▶ _Task objective_: All of the material below is to be retyped exactly.

(Some records)
_ _ _ _ _

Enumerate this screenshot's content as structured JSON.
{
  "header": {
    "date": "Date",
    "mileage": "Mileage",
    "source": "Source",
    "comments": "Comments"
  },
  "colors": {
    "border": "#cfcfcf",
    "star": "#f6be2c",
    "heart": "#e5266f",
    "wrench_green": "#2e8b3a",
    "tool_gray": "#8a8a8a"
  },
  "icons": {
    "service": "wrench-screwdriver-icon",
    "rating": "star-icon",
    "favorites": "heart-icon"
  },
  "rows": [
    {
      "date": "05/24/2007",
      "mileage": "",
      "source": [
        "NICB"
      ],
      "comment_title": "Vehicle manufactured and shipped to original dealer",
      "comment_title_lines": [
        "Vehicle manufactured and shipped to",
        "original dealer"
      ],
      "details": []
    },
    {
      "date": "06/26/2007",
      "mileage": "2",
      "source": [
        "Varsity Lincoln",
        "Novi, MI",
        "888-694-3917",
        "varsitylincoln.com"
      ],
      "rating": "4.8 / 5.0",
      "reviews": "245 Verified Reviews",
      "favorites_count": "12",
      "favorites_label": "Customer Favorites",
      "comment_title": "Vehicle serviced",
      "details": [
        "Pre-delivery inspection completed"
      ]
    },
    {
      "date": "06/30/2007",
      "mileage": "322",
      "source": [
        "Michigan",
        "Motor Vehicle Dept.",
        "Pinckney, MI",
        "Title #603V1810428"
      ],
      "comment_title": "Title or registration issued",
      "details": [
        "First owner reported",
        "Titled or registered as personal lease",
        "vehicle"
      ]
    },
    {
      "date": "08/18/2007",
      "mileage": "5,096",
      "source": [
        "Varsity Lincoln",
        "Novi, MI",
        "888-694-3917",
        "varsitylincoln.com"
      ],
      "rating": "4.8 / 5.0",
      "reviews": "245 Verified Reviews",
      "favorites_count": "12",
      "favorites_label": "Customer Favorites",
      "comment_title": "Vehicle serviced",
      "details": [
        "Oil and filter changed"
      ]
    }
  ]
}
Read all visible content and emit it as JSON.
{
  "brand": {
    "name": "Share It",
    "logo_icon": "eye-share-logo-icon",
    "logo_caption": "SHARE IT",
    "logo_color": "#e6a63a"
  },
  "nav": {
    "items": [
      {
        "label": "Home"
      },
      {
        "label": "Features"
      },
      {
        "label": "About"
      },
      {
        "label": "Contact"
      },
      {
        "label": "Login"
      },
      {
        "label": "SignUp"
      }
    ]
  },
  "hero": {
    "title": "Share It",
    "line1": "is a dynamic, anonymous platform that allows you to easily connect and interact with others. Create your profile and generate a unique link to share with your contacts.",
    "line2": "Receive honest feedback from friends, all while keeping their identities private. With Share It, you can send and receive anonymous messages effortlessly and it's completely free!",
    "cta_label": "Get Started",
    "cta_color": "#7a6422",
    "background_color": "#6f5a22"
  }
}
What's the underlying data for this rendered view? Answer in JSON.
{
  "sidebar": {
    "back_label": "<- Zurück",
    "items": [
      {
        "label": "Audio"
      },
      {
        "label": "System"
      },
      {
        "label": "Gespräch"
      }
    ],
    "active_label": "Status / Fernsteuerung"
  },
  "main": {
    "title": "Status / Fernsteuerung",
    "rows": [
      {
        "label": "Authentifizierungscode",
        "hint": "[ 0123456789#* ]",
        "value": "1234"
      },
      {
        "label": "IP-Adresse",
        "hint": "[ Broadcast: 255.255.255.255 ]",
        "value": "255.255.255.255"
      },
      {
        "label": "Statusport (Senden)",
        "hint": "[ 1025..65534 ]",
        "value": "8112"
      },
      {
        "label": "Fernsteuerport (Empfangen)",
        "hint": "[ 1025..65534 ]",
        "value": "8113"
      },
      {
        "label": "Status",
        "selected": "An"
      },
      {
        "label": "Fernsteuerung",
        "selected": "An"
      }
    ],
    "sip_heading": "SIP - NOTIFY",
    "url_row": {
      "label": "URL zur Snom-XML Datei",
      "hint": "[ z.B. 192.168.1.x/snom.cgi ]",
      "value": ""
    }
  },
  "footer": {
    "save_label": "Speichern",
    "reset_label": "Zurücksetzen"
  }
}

_ _ _ _ _

▶ _Full answer_:
Enumerate this screenshot's content as structured JSON.
{
  "header": {
    "date": "Date",
    "mileage": "Mileage",
    "source": "Source",
    "comments": "Comments"
  },
  "colors": {
    "border": "#cfcfcf",
    "star": "#f6be2c",
    "heart": "#e5266f",
    "wrench_green": "#2e8b3a",
    "tool_gray": "#8a8a8a"
  },
  "icons": {
    "service": "wrench-screwdriver-icon",
    "rating": "star-icon",
    "favorites": "heart-icon"
  },
  "rows": [
    {
      "date": "05/24/2007",
      "mileage": "",
      "source": [
        "NICB"
      ],
      "comment_title": "Vehicle manufactured and shipped to original dealer",
      "comment_title_lines": [
        "Vehicle manufactured and shipped to",
        "original dealer"
      ],
      "details": []
    },
    {
      "date": "06/26/2007",
      "mileage": "2",
      "source": [
        "Varsity Lincoln",
        "Novi, MI",
        "888-694-3917",
        "varsitylincoln.com"
      ],
      "rating": "4.8 / 5.0",
      "reviews": "245 Verified Reviews",
      "favorites_count": "12",
      "favorites_label": "Customer Favorites",
      "comment_title": "Vehicle serviced",
      "details": [
        "Pre-delivery inspection completed"
      ]
    },
    {
      "date": "06/30/2007",
      "mileage": "322",
      "source": [
        "Michigan",
        "Motor Vehicle Dept.",
        "Pinckney, MI",
        "Title #603V1810428"
      ],
      "comment_title": "Title or registration issued",
      "details": [
        "First owner reported",
        "Titled or registered as personal lease",
        "vehicle"
      ]
    },
    {
      "date": "08/18/2007",
      "mileage": "5,096",
      "source": [
        "Varsity Lincoln",
        "Novi, MI",
        "888-694-3917",
        "varsitylincoln.com"
      ],
      "rating": "4.8 / 5.0",
      "reviews": "245 Verified Reviews",
      "favorites_count": "12",
      "favorites_label": "Customer Favorites",
      "comment_title": "Vehicle serviced",
      "details": [
        "Oil and filter changed"
      ]
    }
  ]
}
Read all visible content and emit it as JSON.
{
  "brand": {
    "name": "Share It",
    "logo_icon": "eye-share-logo-icon",
    "logo_caption": "SHARE IT",
    "logo_color": "#e6a63a"
  },
  "nav": {
    "items": [
      {
        "label": "Home"
      },
      {
        "label": "Features"
      },
      {
        "label": "About"
      },
      {
        "label": "Contact"
      },
      {
        "label": "Login"
      },
      {
        "label": "SignUp"
      }
    ]
  },
  "hero": {
    "title": "Share It",
    "line1": "is a dynamic, anonymous platform that allows you to easily connect and interact with others. Create your profile and generate a unique link to share with your contacts.",
    "line2": "Receive honest feedback from friends, all while keeping their identities private. With Share It, you can send and receive anonymous messages effortlessly and it's completely free!",
    "cta_label": "Get Started",
    "cta_color": "#7a6422",
    "background_color": "#6f5a22"
  }
}
What's the underlying data for this rendered view? Answer in JSON.
{
  "sidebar": {
    "back_label": "<- Zurück",
    "items": [
      {
        "label": "Audio"
      },
      {
        "label": "System"
      },
      {
        "label": "Gespräch"
      }
    ],
    "active_label": "Status / Fernsteuerung"
  },
  "main": {
    "title": "Status / Fernsteuerung",
    "rows": [
      {
        "label": "Authentifizierungscode",
        "hint": "[ 0123456789#* ]",
        "value": "1234"
      },
      {
        "label": "IP-Adresse",
        "hint": "[ Broadcast: 255.255.255.255 ]",
        "value": "255.255.255.255"
      },
      {
        "label": "Statusport (Senden)",
        "hint": "[ 1025..65534 ]",
        "value": "8112"
      },
      {
        "label": "Fernsteuerport (Empfangen)",
        "hint": "[ 1025..65534 ]",
        "value": "8113"
      },
      {
        "label": "Status",
        "selected": "An"
      },
      {
        "label": "Fernsteuerung",
        "selected": "An"
      }
    ],
    "sip_heading": "SIP - NOTIFY",
    "url_row": {
      "label": "URL zur Snom-XML Datei",
      "hint": "[ z.B. 192.168.1.x/snom.cgi ]",
      "value": ""
    }
  },
  "footer": {
    "save_label": "Speichern",
    "reset_label": "Zurücksetzen"
  }
}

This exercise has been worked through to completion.